● **Job**:
Transcribe every line of the records verbatim.

Rows from a dataset:

******

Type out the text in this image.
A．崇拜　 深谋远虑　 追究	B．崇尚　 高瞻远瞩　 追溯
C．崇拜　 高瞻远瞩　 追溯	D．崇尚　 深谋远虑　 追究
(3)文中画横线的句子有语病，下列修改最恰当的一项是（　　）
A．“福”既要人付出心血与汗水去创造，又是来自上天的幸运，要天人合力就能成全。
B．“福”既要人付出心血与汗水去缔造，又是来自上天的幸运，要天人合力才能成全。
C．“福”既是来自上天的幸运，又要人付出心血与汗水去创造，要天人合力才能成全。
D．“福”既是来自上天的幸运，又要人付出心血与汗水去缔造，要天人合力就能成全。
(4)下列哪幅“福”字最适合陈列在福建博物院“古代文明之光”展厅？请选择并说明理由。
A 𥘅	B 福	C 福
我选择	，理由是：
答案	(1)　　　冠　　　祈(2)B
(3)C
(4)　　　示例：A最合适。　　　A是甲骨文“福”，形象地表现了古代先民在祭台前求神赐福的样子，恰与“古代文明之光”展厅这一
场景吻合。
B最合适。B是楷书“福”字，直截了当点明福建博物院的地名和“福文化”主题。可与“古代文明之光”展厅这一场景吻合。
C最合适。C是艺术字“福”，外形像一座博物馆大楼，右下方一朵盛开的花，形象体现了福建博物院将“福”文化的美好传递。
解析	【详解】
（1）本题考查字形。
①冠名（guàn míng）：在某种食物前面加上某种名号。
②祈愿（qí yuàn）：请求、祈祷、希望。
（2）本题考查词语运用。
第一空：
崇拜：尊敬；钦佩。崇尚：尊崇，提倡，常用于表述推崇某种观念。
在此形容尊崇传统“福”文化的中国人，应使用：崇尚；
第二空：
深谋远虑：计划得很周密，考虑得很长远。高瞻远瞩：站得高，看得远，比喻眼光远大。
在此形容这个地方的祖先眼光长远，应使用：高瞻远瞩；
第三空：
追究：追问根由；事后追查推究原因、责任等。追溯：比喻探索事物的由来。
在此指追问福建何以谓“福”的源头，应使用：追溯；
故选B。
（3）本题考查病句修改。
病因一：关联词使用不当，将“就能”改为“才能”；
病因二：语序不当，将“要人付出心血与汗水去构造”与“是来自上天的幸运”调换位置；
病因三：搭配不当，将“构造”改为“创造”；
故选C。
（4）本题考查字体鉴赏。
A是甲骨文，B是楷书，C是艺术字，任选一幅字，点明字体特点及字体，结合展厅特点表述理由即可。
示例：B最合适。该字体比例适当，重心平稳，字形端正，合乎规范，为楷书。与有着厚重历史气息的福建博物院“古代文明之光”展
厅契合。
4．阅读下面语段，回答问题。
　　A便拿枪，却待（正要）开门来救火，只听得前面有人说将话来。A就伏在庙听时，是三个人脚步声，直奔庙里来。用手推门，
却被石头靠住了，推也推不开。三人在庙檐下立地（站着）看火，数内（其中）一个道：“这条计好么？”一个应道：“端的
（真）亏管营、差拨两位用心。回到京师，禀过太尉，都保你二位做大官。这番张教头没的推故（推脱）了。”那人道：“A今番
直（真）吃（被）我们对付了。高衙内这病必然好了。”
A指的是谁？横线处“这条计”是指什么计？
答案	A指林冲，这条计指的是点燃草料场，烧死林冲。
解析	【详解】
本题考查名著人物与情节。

******

● **The response**:
Type out the text in this image.
A．崇拜　 深谋远虑　 追究	B．崇尚　 高瞻远瞩　 追溯
C．崇拜　 高瞻远瞩　 追溯	D．崇尚　 深谋远虑　 追究
(3)文中画横线的句子有语病，下列修改最恰当的一项是（　　）
A．“福”既要人付出心血与汗水去创造，又是来自上天的幸运，要天人合力就能成全。
B．“福”既要人付出心血与汗水去缔造，又是来自上天的幸运，要天人合力才能成全。
C．“福”既是来自上天的幸运，又要人付出心血与汗水去创造，要天人合力才能成全。
D．“福”既是来自上天的幸运，又要人付出心血与汗水去缔造，要天人合力就能成全。
(4)下列哪幅“福”字最适合陈列在福建博物院“古代文明之光”展厅？请选择并说明理由。
A 𥘅	B 福	C 福
我选择	，理由是：
答案	(1)　　　冠　　　祈(2)B
(3)C
(4)　　　示例：A最合适。　　　A是甲骨文“福”，形象地表现了古代先民在祭台前求神赐福的样子，恰与“古代文明之光”展厅这一
场景吻合。
B最合适。B是楷书“福”字，直截了当点明福建博物院的地名和“福文化”主题。可与“古代文明之光”展厅这一场景吻合。
C最合适。C是艺术字“福”，外形像一座博物馆大楼，右下方一朵盛开的花，形象体现了福建博物院将“福”文化的美好传递。
解析	【详解】
（1）本题考查字形。
①冠名（guàn míng）：在某种食物前面加上某种名号。
②祈愿（qí yuàn）：请求、祈祷、希望。
（2）本题考查词语运用。
第一空：
崇拜：尊敬；钦佩。崇尚：尊崇，提倡，常用于表述推崇某种观念。
在此形容尊崇传统“福”文化的中国人，应使用：崇尚；
第二空：
深谋远虑：计划得很周密，考虑得很长远。高瞻远瞩：站得高，看得远，比喻眼光远大。
在此形容这个地方的祖先眼光长远，应使用：高瞻远瞩；
第三空：
追究：追问根由；事后追查推究原因、责任等。追溯：比喻探索事物的由来。
在此指追问福建何以谓“福”的源头，应使用：追溯；
故选B。
（3）本题考查病句修改。
病因一：关联词使用不当，将“就能”改为“才能”；
病因二：语序不当，将“要人付出心血与汗水去构造”与“是来自上天的幸运”调换位置；
病因三：搭配不当，将“构造”改为“创造”；
故选C。
（4）本题考查字体鉴赏。
A是甲骨文，B是楷书，C是艺术字，任选一幅字，点明字体特点及字体，结合展厅特点表述理由即可。
示例：B最合适。该字体比例适当，重心平稳，字形端正，合乎规范，为楷书。与有着厚重历史气息的福建博物院“古代文明之光”展
厅契合。
4．阅读下面语段，回答问题。
　　A便拿枪，却待（正要）开门来救火，只听得前面有人说将话来。A就伏在庙听时，是三个人脚步声，直奔庙里来。用手推门，
却被石头靠住了，推也推不开。三人在庙檐下立地（站着）看火，数内（其中）一个道：“这条计好么？”一个应道：“端的
（真）亏管营、差拨两位用心。回到京师，禀过太尉，都保你二位做大官。这番张教头没的推故（推脱）了。”那人道：“A今番
直（真）吃（被）我们对付了。高衙内这病必然好了。”
A指的是谁？横线处“这条计”是指什么计？
答案	A指林冲，这条计指的是点燃草料场，烧死林冲。
解析	【详解】
本题考查名著人物与情节。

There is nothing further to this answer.